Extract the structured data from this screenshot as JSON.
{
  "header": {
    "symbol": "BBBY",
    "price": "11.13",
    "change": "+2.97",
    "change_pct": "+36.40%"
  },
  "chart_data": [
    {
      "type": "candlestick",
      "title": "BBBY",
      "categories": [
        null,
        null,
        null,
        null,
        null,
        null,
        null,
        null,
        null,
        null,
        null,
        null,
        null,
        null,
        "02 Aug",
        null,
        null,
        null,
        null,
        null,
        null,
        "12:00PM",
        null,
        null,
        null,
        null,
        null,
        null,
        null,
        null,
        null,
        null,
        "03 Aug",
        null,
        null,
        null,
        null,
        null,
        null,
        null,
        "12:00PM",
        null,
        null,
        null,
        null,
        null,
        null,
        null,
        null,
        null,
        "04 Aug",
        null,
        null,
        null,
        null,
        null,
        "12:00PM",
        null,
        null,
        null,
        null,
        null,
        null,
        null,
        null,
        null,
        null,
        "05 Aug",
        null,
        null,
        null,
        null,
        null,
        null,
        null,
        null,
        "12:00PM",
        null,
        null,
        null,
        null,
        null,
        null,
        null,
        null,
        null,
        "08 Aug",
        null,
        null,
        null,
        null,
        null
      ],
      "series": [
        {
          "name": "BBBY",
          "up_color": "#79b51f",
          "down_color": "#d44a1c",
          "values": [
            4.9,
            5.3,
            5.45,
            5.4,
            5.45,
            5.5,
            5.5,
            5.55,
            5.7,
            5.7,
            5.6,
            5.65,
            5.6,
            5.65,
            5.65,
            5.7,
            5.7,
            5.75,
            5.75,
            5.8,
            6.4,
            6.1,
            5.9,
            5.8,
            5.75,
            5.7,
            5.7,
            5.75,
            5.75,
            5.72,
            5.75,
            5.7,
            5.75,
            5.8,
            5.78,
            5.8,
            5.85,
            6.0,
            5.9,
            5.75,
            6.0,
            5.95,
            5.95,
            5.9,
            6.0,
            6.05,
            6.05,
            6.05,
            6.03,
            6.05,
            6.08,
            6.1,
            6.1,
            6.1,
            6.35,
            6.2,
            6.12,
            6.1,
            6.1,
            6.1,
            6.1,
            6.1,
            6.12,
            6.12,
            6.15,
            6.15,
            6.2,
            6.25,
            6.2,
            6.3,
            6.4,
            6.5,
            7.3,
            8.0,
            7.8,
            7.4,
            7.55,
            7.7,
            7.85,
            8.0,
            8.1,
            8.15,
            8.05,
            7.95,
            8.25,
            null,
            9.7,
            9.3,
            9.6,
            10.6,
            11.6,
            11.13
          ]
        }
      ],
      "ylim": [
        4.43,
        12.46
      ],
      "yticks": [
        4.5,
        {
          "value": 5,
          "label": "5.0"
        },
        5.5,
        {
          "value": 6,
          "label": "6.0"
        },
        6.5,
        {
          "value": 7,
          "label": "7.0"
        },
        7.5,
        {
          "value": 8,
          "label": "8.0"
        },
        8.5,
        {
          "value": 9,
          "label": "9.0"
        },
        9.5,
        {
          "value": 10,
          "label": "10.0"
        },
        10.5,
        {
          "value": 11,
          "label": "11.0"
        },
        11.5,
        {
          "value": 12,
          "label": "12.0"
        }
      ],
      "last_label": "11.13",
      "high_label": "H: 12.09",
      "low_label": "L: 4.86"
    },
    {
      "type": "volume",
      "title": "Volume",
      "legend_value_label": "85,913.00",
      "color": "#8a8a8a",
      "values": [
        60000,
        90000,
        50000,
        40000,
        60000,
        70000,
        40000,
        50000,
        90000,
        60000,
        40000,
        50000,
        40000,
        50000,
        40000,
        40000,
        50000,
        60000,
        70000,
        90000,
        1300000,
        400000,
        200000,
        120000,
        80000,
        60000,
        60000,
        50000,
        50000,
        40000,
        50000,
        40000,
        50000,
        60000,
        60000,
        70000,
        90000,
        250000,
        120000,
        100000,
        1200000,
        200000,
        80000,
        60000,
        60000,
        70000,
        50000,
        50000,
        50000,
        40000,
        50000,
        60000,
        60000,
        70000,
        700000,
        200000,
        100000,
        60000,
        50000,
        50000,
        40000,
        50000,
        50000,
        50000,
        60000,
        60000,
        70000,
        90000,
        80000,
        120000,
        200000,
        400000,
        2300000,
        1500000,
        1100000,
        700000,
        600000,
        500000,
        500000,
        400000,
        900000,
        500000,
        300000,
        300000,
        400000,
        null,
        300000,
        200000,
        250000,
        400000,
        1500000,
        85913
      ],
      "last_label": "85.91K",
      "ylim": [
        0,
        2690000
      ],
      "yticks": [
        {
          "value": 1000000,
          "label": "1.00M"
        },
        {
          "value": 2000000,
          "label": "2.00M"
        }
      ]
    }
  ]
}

══════════════════════════════

Task details:
Set down every line of the listing above again, exactly as given.

Final result:
Extract the structured data from this screenshot as JSON.
{
  "header": {
    "symbol": "BBBY",
    "price": "11.13",
    "change": "+2.97",
    "change_pct": "+36.40%"
  },
  "chart_data": [
    {
      "type": "candlestick",
      "title": "BBBY",
      "categories": [
        null,
        null,
        null,
        null,
        null,
        null,
        null,
        null,
        null,
        null,
        null,
        null,
        null,
        null,
        "02 Aug",
        null,
        null,
        null,
        null,
        null,
        null,
        "12:00PM",
        null,
        null,
        null,
        null,
        null,
        null,
        null,
        null,
        null,
        null,
        "03 Aug",
        null,
        null,
        null,
        null,
        null,
        null,
        null,
        "12:00PM",
        null,
        null,
        null,
        null,
        null,
        null,
        null,
        null,
        null,
        "04 Aug",
        null,
        null,
        null,
        null,
        null,
        "12:00PM",
        null,
        null,
        null,
        null,
        null,
        null,
        null,
        null,
        null,
        null,
        "05 Aug",
        null,
        null,
        null,
        null,
        null,
        null,
        null,
        null,
        "12:00PM",
        null,
        null,
        null,
        null,
        null,
        null,
        null,
        null,
        null,
        "08 Aug",
        null,
        null,
        null,
        null,
        null
      ],
      "series": [
        {
          "name": "BBBY",
          "up_color": "#79b51f",
          "down_color": "#d44a1c",
          "values": [
            4.9,
            5.3,
            5.45,
            5.4,
            5.45,
            5.5,
            5.5,
            5.55,
            5.7,
            5.7,
            5.6,
            5.65,
            5.6,
            5.65,
            5.65,
            5.7,
            5.7,
            5.75,
            5.75,
            5.8,
            6.4,
            6.1,
            5.9,
            5.8,
            5.75,
            5.7,
            5.7,
            5.75,
            5.75,
            5.72,
            5.75,
            5.7,
            5.75,
            5.8,
            5.78,
            5.8,
            5.85,
            6.0,
            5.9,
            5.75,
            6.0,
            5.95,
            5.95,
            5.9,
            6.0,
            6.05,
            6.05,
            6.05,
            6.03,
            6.05,
            6.08,
            6.1,
            6.1,
            6.1,
            6.35,
            6.2,
            6.12,
            6.1,
            6.1,
            6.1,
            6.1,
            6.1,
            6.12,
            6.12,
            6.15,
            6.15,
            6.2,
            6.25,
            6.2,
            6.3,
            6.4,
            6.5,
            7.3,
            8.0,
            7.8,
            7.4,
            7.55,
            7.7,
            7.85,
            8.0,
            8.1,
            8.15,
            8.05,
            7.95,
            8.25,
            null,
            9.7,
            9.3,
            9.6,
            10.6,
            11.6,
            11.13
          ]
        }
      ],
      "ylim": [
        4.43,
        12.46
      ],
      "yticks": [
        4.5,
        {
          "value": 5,
          "label": "5.0"
        },
        5.5,
        {
          "value": 6,
          "label": "6.0"
        },
        6.5,
        {
          "value": 7,
          "label": "7.0"
        },
        7.5,
        {
          "value": 8,
          "label": "8.0"
        },
        8.5,
        {
          "value": 9,
          "label": "9.0"
        },
        9.5,
        {
          "value": 10,
          "label": "10.0"
        },
        10.5,
        {
          "value": 11,
          "label": "11.0"
        },
        11.5,
        {
          "value": 12,
          "label": "12.0"
        }
      ],
      "last_label": "11.13",
      "high_label": "H: 12.09",
      "low_label": "L: 4.86"
    },
    {
      "type": "volume",
      "title": "Volume",
      "legend_value_label": "85,913.00",
      "color": "#8a8a8a",
      "values": [
        60000,
        90000,
        50000,
        40000,
        60000,
        70000,
        40000,
        50000,
        90000,
        60000,
        40000,
        50000,
        40000,
        50000,
        40000,
        40000,
        50000,
        60000,
        70000,
        90000,
        1300000,
        400000,
        200000,
        120000,
        80000,
        60000,
        60000,
        50000,
        50000,
        40000,
        50000,
        40000,
        50000,
        60000,
        60000,
        70000,
        90000,
        250000,
        120000,
        100000,
        1200000,
        200000,
        80000,
        60000,
        60000,
        70000,
        50000,
        50000,
        50000,
        40000,
        50000,
        60000,
        60000,
        70000,
        700000,
        200000,
        100000,
        60000,
        50000,
        50000,
        40000,
        50000,
        50000,
        50000,
        60000,
        60000,
        70000,
        90000,
        80000,
        120000,
        200000,
        400000,
        2300000,
        1500000,
        1100000,
        700000,
        600000,
        500000,
        500000,
        400000,
        900000,
        500000,
        300000,
        300000,
        400000,
        null,
        300000,
        200000,
        250000,
        400000,
        1500000,
        85913
      ],
      "last_label": "85.91K",
      "ylim": [
        0,
        2690000
      ],
      "yticks": [
        {
          "value": 1000000,
          "label": "1.00M"
        },
        {
          "value": 2000000,
          "label": "2.00M"
        }
      ]
    }
  ]
}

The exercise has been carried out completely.